= Exercise material =
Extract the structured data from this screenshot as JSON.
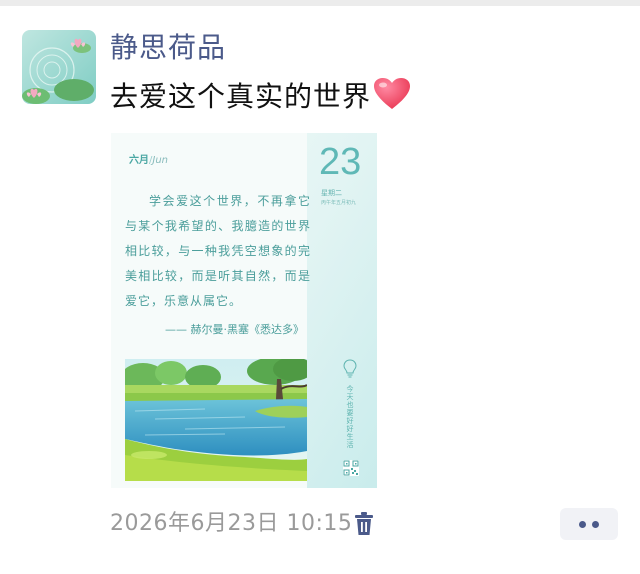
{
  "post": {
    "username": "静思荷品",
    "text": "去爱这个真实的世界",
    "timestamp": "2026年6月23日 10:15"
  },
  "card": {
    "month_cn": "六月",
    "month_en": "Jun",
    "day": "23",
    "weekday": "星期二",
    "lunar": "丙午年五月初九",
    "quote": "学会爱这个世界，不再拿它与某个我希望的、我臆造的世界相比较，与一种我凭空想象的完美相比较，而是听其自然，而是爱它，乐意从属它。",
    "author": "—— 赫尔曼·黑塞《悉达多》",
    "side_text": "今天也要好好生活"
  },
  "icons": {
    "heart": "heart-emoji-icon",
    "trash": "trash-icon",
    "more": "more-dots-icon",
    "bulb": "lightbulb-icon",
    "qr": "qr-code-icon"
  },
  "colors": {
    "username": "#4b5a8a",
    "timestamp": "#9a9a9a",
    "card_accent": "#5fb8b6"
  }
}
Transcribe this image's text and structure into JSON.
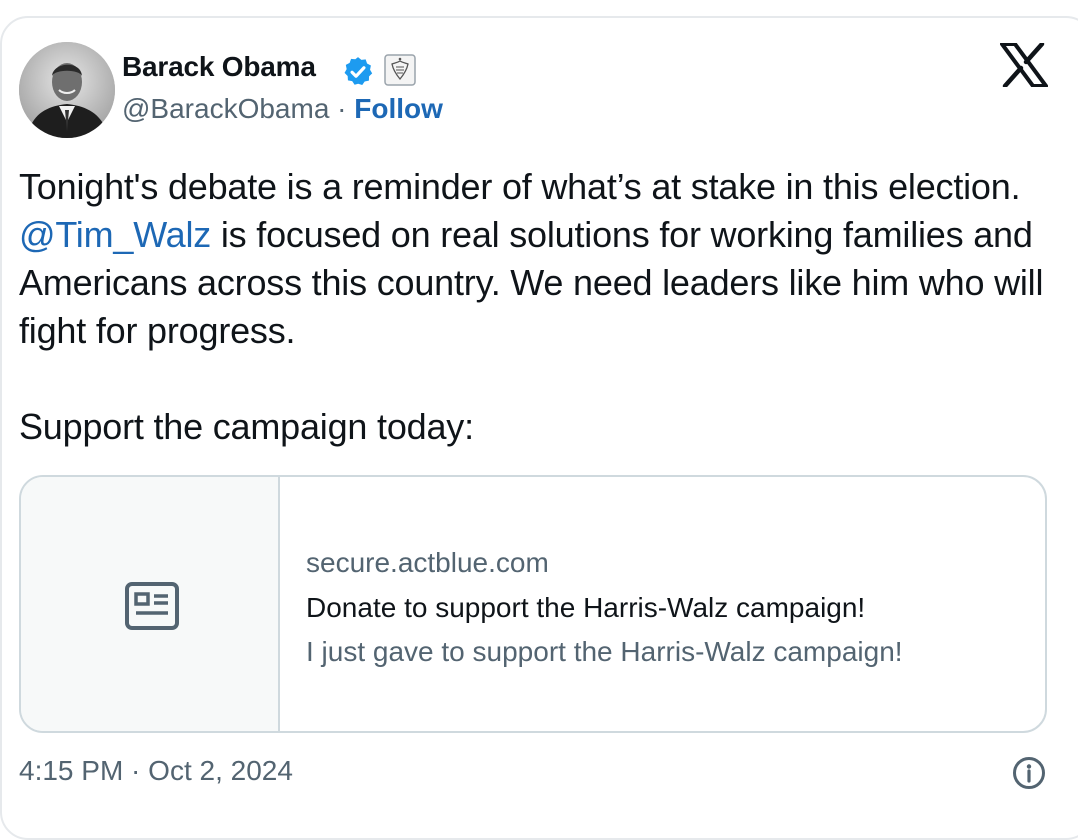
{
  "author": {
    "name": "Barack Obama",
    "handle": "@BarackObama",
    "separator": " · ",
    "follow_label": "Follow",
    "badges": [
      "verified-icon",
      "government-seal-icon"
    ]
  },
  "header": {
    "logo_icon": "x-logo-icon"
  },
  "tweet": {
    "line1": "Tonight's debate is a reminder of what’s at stake in this election. ",
    "mention": "@Tim_Walz",
    "line2": " is focused on real solutions for working families and Americans across this country. We need leaders like him who will fight for progress.",
    "support_line": "Support the campaign today:"
  },
  "link_card": {
    "thumbnail_icon": "news-article-icon",
    "domain": "secure.actblue.com",
    "title": "Donate to support the Harris-Walz campaign!",
    "description": "I just gave to support the Harris-Walz campaign!"
  },
  "footer": {
    "timestamp": "4:15 PM · Oct 2, 2024",
    "info_icon": "info-icon"
  },
  "colors": {
    "link_blue": "#1d68b5",
    "verified_blue": "#1d9bf0",
    "text": "#0f1419",
    "muted": "#536471",
    "border": "#cfd9de"
  }
}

= Work to do =
Take the line containing "Transcribe this image's" through the last line of the material and retype exactly those lines, both ends included, with no pictures.

= Written response =
Transcribe this image's text and structure into JSON.
{
  "author": {
    "name": "Barack Obama",
    "handle": "@BarackObama",
    "separator": " · ",
    "follow_label": "Follow",
    "badges": [
      "verified-icon",
      "government-seal-icon"
    ]
  },
  "header": {
    "logo_icon": "x-logo-icon"
  },
  "tweet": {
    "line1": "Tonight's debate is a reminder of what’s at stake in this election. ",
    "mention": "@Tim_Walz",
    "line2": " is focused on real solutions for working families and Americans across this country. We need leaders like him who will fight for progress.",
    "support_line": "Support the campaign today:"
  },
  "link_card": {
    "thumbnail_icon": "news-article-icon",
    "domain": "secure.actblue.com",
    "title": "Donate to support the Harris-Walz campaign!",
    "description": "I just gave to support the Harris-Walz campaign!"
  },
  "footer": {
    "timestamp": "4:15 PM · Oct 2, 2024",
    "info_icon": "info-icon"
  },
  "colors": {
    "link_blue": "#1d68b5",
    "verified_blue": "#1d9bf0",
    "text": "#0f1419",
    "muted": "#536471",
    "border": "#cfd9de"
  }
}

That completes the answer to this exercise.